Required work =
Write the records out again, keeping each line exactly as it is.

Saved entries =
/---

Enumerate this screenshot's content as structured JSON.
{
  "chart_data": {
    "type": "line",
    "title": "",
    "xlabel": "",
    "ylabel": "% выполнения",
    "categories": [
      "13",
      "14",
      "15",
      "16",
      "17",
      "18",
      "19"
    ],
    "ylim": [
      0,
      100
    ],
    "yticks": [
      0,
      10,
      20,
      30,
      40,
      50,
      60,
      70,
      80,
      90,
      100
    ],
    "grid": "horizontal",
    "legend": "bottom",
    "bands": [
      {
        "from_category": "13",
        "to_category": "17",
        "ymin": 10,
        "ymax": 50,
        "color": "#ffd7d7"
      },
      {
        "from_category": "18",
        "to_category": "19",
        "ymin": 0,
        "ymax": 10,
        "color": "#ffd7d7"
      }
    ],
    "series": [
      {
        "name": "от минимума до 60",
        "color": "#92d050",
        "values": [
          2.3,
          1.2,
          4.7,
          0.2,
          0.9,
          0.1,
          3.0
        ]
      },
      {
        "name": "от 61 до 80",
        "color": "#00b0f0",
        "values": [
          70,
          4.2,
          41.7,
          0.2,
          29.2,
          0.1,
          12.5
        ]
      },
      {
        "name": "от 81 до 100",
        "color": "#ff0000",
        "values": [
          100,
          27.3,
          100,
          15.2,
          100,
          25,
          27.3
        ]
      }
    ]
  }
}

\---

Complete answer =
Enumerate this screenshot's content as structured JSON.
{
  "chart_data": {
    "type": "line",
    "title": "",
    "xlabel": "",
    "ylabel": "% выполнения",
    "categories": [
      "13",
      "14",
      "15",
      "16",
      "17",
      "18",
      "19"
    ],
    "ylim": [
      0,
      100
    ],
    "yticks": [
      0,
      10,
      20,
      30,
      40,
      50,
      60,
      70,
      80,
      90,
      100
    ],
    "grid": "horizontal",
    "legend": "bottom",
    "bands": [
      {
        "from_category": "13",
        "to_category": "17",
        "ymin": 10,
        "ymax": 50,
        "color": "#ffd7d7"
      },
      {
        "from_category": "18",
        "to_category": "19",
        "ymin": 0,
        "ymax": 10,
        "color": "#ffd7d7"
      }
    ],
    "series": [
      {
        "name": "от минимума до 60",
        "color": "#92d050",
        "values": [
          2.3,
          1.2,
          4.7,
          0.2,
          0.9,
          0.1,
          3.0
        ]
      },
      {
        "name": "от 61 до 80",
        "color": "#00b0f0",
        "values": [
          70,
          4.2,
          41.7,
          0.2,
          29.2,
          0.1,
          12.5
        ]
      },
      {
        "name": "от 81 до 100",
        "color": "#ff0000",
        "values": [
          100,
          27.3,
          100,
          15.2,
          100,
          25,
          27.3
        ]
      }
    ]
  }
}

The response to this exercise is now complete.